PROBLEM STATEMENT> Locate the lines where "cards" occurs and copy them as they stand.

EXTRACTED DATA>
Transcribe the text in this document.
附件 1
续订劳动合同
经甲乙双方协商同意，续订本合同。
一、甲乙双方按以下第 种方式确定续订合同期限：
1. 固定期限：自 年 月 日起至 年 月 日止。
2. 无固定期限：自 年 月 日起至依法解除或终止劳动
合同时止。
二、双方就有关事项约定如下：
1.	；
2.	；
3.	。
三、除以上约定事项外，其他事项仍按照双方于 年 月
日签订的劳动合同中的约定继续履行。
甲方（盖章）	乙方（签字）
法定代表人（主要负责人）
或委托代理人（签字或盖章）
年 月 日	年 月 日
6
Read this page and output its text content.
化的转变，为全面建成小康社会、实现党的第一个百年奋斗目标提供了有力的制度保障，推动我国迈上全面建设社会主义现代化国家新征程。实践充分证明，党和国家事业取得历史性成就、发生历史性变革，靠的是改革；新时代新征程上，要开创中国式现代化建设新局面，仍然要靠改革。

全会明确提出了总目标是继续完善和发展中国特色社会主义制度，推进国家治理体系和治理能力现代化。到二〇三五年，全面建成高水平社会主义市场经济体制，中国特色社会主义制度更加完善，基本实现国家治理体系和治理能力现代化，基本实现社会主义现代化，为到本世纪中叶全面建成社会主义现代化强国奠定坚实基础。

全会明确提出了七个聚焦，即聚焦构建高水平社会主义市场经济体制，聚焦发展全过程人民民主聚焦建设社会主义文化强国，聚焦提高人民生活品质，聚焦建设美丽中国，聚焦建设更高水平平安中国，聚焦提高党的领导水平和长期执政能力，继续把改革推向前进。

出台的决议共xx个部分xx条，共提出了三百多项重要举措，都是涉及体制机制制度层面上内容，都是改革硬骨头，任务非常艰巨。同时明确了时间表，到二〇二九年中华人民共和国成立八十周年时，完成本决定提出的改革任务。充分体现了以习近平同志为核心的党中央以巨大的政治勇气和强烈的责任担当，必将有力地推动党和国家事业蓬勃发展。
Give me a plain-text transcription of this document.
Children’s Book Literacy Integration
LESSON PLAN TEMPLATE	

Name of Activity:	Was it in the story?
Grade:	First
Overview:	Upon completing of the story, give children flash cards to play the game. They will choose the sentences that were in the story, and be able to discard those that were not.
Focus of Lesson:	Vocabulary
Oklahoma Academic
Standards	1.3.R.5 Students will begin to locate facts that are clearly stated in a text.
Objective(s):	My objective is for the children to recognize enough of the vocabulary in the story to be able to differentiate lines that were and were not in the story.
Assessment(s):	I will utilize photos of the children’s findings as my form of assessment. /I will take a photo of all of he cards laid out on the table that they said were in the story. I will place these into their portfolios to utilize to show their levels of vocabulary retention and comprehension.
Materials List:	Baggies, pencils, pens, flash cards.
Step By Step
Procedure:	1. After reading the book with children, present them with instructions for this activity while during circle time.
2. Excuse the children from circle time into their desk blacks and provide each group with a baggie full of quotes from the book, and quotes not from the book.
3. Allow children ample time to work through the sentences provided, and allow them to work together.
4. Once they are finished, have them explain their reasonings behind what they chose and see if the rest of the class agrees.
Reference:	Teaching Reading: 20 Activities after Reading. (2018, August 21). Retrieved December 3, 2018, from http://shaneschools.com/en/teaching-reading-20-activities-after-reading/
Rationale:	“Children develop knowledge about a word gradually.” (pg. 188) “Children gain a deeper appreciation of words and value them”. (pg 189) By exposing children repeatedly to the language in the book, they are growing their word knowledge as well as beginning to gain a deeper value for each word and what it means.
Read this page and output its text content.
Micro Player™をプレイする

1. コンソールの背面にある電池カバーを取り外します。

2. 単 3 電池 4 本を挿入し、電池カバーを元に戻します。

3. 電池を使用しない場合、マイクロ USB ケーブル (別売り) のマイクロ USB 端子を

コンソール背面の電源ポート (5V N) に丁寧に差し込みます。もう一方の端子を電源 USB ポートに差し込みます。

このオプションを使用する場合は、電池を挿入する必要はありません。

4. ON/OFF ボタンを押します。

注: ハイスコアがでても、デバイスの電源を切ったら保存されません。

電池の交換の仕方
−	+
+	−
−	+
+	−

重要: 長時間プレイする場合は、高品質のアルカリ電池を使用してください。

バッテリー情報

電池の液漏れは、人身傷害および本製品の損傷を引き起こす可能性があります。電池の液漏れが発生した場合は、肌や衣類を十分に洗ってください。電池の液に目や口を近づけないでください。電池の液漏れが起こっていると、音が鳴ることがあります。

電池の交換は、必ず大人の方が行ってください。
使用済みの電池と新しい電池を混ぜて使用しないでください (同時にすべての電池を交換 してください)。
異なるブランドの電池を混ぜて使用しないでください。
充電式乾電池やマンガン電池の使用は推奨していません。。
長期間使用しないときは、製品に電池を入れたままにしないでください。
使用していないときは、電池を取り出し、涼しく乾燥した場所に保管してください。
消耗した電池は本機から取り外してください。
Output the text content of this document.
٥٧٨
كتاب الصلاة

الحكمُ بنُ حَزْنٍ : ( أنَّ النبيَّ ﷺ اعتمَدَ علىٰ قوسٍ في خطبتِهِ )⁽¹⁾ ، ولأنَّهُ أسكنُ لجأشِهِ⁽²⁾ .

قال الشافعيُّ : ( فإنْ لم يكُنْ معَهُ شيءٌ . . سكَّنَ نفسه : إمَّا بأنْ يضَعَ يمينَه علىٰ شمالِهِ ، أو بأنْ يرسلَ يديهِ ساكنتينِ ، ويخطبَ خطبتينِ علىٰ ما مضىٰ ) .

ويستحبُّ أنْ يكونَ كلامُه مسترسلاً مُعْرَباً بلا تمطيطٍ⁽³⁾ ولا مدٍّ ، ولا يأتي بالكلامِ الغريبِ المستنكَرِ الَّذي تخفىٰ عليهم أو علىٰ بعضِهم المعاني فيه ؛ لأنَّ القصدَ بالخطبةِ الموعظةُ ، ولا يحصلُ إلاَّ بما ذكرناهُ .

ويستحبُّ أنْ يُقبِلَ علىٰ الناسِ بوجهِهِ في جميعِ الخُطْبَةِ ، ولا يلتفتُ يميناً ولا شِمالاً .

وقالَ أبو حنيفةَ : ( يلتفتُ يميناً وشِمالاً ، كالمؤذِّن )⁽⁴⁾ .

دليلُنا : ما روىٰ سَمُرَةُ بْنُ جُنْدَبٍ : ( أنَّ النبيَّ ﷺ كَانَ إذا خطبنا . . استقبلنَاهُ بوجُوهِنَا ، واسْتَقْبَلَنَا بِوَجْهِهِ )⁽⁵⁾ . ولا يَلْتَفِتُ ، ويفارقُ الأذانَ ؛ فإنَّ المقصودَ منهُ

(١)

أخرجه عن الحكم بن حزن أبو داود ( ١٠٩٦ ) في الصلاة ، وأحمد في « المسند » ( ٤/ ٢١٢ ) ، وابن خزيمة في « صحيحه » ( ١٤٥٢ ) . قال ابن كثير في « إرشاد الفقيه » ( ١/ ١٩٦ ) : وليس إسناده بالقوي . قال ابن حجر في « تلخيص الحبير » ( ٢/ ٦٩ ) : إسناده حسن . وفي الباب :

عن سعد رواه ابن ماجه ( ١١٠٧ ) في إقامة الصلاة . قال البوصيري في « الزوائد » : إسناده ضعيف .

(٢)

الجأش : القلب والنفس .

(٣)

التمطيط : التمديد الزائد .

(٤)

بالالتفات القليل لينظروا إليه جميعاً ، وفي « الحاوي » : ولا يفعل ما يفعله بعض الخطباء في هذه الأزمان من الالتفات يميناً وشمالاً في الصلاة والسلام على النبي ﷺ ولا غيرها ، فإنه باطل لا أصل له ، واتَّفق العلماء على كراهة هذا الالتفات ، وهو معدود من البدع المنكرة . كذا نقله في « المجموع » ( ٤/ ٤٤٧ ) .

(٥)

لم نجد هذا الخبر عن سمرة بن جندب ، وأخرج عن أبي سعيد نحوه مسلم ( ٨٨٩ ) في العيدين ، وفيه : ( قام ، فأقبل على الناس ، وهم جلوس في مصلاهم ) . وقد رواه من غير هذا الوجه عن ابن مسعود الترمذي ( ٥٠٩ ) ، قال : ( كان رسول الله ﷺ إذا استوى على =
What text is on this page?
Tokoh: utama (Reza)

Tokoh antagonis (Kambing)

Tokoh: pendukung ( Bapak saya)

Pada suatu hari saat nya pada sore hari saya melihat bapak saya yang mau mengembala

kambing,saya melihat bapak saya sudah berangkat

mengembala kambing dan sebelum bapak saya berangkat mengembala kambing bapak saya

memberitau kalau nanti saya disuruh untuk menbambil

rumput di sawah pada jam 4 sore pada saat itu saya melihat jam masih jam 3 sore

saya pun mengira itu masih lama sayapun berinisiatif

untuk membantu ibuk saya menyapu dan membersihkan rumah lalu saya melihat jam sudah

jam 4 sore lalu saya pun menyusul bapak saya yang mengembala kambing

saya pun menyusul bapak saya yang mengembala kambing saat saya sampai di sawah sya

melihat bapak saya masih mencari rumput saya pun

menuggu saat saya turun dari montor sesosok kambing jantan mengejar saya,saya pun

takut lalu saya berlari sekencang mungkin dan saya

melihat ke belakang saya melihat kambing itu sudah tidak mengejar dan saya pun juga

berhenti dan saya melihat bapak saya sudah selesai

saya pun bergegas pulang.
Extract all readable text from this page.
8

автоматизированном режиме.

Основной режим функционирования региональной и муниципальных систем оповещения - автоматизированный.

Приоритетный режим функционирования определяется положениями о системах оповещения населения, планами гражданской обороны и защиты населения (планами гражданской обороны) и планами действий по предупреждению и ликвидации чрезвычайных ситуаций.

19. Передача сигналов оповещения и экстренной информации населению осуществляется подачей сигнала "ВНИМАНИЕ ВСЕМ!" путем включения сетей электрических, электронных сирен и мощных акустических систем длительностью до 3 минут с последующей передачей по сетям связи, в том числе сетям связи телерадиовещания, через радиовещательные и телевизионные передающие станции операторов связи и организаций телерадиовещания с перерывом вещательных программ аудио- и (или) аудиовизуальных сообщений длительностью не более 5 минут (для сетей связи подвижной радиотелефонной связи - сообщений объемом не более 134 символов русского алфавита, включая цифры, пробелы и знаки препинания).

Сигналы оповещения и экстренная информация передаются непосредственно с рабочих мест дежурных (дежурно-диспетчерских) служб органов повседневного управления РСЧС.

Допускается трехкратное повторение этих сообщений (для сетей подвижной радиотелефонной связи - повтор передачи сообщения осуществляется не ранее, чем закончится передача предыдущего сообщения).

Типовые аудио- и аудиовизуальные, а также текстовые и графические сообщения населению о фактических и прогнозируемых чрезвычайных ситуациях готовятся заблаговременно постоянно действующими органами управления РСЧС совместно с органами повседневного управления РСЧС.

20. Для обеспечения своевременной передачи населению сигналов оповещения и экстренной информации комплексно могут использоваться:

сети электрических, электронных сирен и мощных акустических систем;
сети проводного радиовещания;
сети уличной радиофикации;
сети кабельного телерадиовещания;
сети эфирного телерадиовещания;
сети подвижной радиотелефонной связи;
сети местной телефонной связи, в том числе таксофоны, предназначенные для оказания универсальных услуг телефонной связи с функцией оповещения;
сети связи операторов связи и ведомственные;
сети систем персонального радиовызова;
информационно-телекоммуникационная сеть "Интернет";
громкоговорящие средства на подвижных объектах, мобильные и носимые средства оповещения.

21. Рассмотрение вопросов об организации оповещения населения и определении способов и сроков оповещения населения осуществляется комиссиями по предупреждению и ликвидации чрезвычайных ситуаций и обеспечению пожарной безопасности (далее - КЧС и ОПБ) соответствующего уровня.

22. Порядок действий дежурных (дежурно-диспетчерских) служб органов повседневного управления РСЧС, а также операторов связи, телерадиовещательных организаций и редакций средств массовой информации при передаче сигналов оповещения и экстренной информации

CORRECT RESPONSE>
Overview:	Upon completing of the story, give children flash cards to play the game. They will choose the sentences that were in the story, and be able to discard those that were not.
Assessment(s):	I will utilize photos of the children’s findings as my form of assessment. /I will take a photo of all of he cards laid out on the table that they said were in the story. I will place these into their portfolios to utilize to show their levels of vocabulary retention and comprehension.
Materials List:	Baggies, pencils, pens, flash cards.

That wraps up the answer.